▼
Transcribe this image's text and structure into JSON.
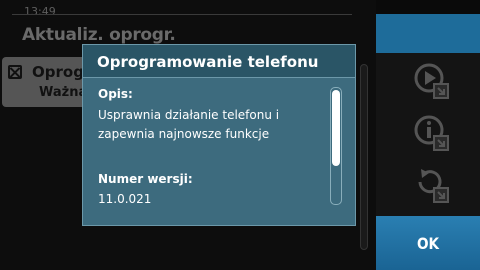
{
  "status": {
    "time": "13:49"
  },
  "app": {
    "title": "Aktualiz. oprogr."
  },
  "list": {
    "item_name": "Oprog",
    "item_sub": "Ważna"
  },
  "toolbar": {
    "ok_label": "OK",
    "buttons": [
      "play-info-icon",
      "info-details-icon",
      "update-refresh-icon"
    ]
  },
  "dialog": {
    "title": "Oprogramowanie telefonu",
    "description_label": "Opis:",
    "description_line1": "Usprawnia działanie telefonu i",
    "description_line2": "zapewnia najnowsze funkcje",
    "version_label": "Numer wersji:",
    "version_value": "11.0.021"
  },
  "colors": {
    "accent": "#1e6c9a",
    "dialog_bg": "#3d6b7e",
    "dialog_header": "#2a5566"
  }
}
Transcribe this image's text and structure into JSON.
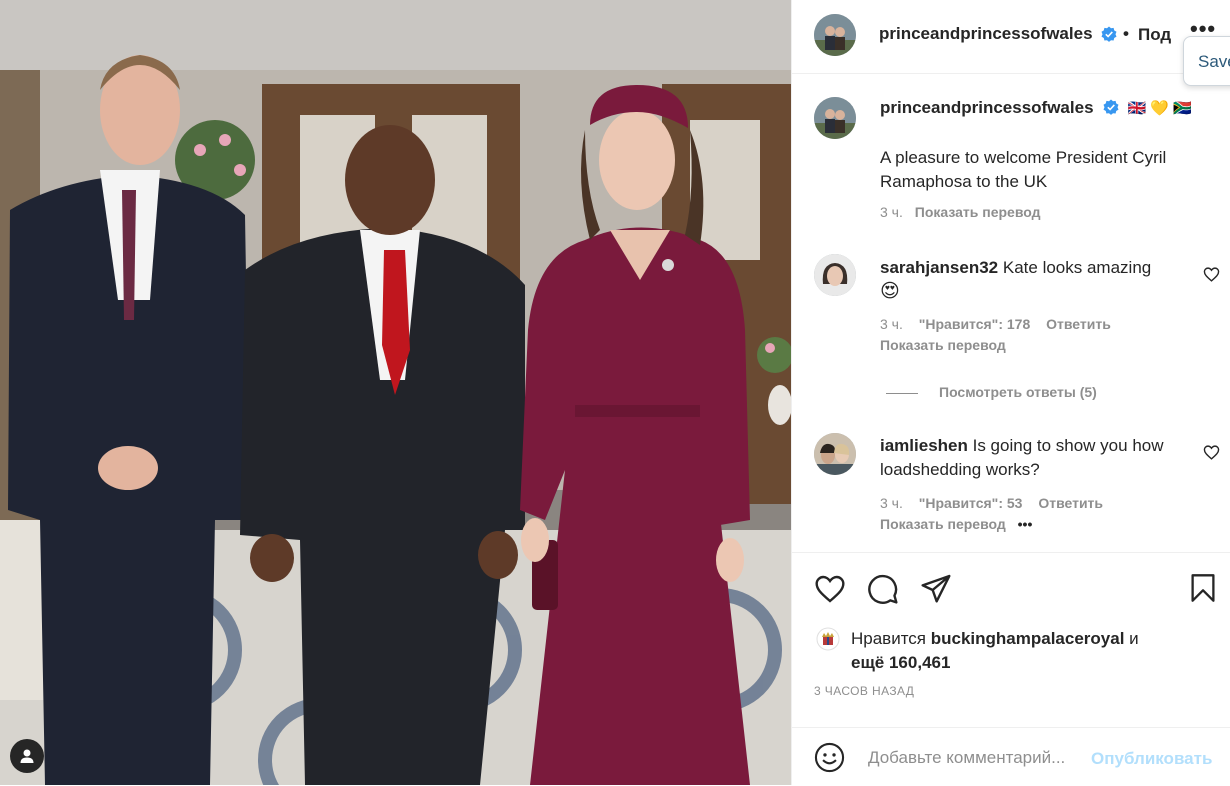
▲
» **Exercise instructions**
Can you repeat every record above exactly, apart from the pictures?

» **Exercise result**
Transcribe this image's text and structure into JSON.
{
  "status": {
    "time": "13:49"
  },
  "app": {
    "title": "Aktualiz. oprogr."
  },
  "list": {
    "item_name": "Oprog",
    "item_sub": "Ważna"
  },
  "toolbar": {
    "ok_label": "OK",
    "buttons": [
      "play-info-icon",
      "info-details-icon",
      "update-refresh-icon"
    ]
  },
  "dialog": {
    "title": "Oprogramowanie telefonu",
    "description_label": "Opis:",
    "description_line1": "Usprawnia działanie telefonu i",
    "description_line2": "zapewnia najnowsze funkcje",
    "version_label": "Numer wersji:",
    "version_value": "11.0.021"
  },
  "colors": {
    "accent": "#1e6c9a",
    "dialog_bg": "#3d6b7e",
    "dialog_header": "#2a5566"
  }
}
Transcribe this image's text and structure into JSON.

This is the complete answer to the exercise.